_Given request_. Repeat the records verbatim and leave the pictures out of your copy.

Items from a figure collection
-- START --

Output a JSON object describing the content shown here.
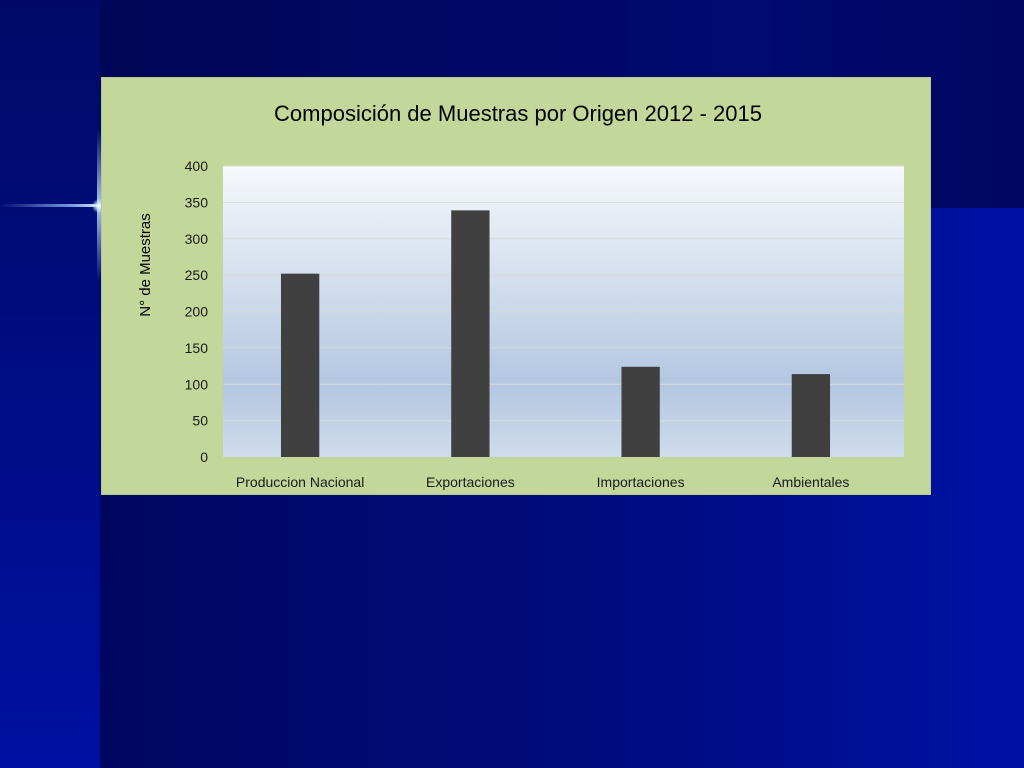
{
  "chart_data": {
    "type": "bar",
    "title": "Composición de Muestras por Origen 2012 - 2015",
    "xlabel": "",
    "ylabel": "N° de Muestras",
    "categories": [
      "Produccion Nacional",
      "Exportaciones",
      "Importaciones",
      "Ambientales"
    ],
    "values": [
      252,
      339,
      124,
      114
    ],
    "ylim": [
      0,
      400
    ],
    "yticks": [
      0,
      50,
      100,
      150,
      200,
      250,
      300,
      350,
      400
    ],
    "grid": true,
    "legend": "none",
    "colors": {
      "bar": "#404040",
      "plot_top": "#f6f8fc",
      "plot_bottom": "#cfdcec",
      "plot_mid": "#b3c7e1",
      "chart_background": "#c4d79b",
      "gridline": "#d9d9d9"
    }
  }
}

-- END --

_Complete response_.
Output a JSON object describing the content shown here.
{
  "chart_data": {
    "type": "bar",
    "title": "Composición de Muestras por Origen 2012 - 2015",
    "xlabel": "",
    "ylabel": "N° de Muestras",
    "categories": [
      "Produccion Nacional",
      "Exportaciones",
      "Importaciones",
      "Ambientales"
    ],
    "values": [
      252,
      339,
      124,
      114
    ],
    "ylim": [
      0,
      400
    ],
    "yticks": [
      0,
      50,
      100,
      150,
      200,
      250,
      300,
      350,
      400
    ],
    "grid": true,
    "legend": "none",
    "colors": {
      "bar": "#404040",
      "plot_top": "#f6f8fc",
      "plot_bottom": "#cfdcec",
      "plot_mid": "#b3c7e1",
      "chart_background": "#c4d79b",
      "gridline": "#d9d9d9"
    }
  }
}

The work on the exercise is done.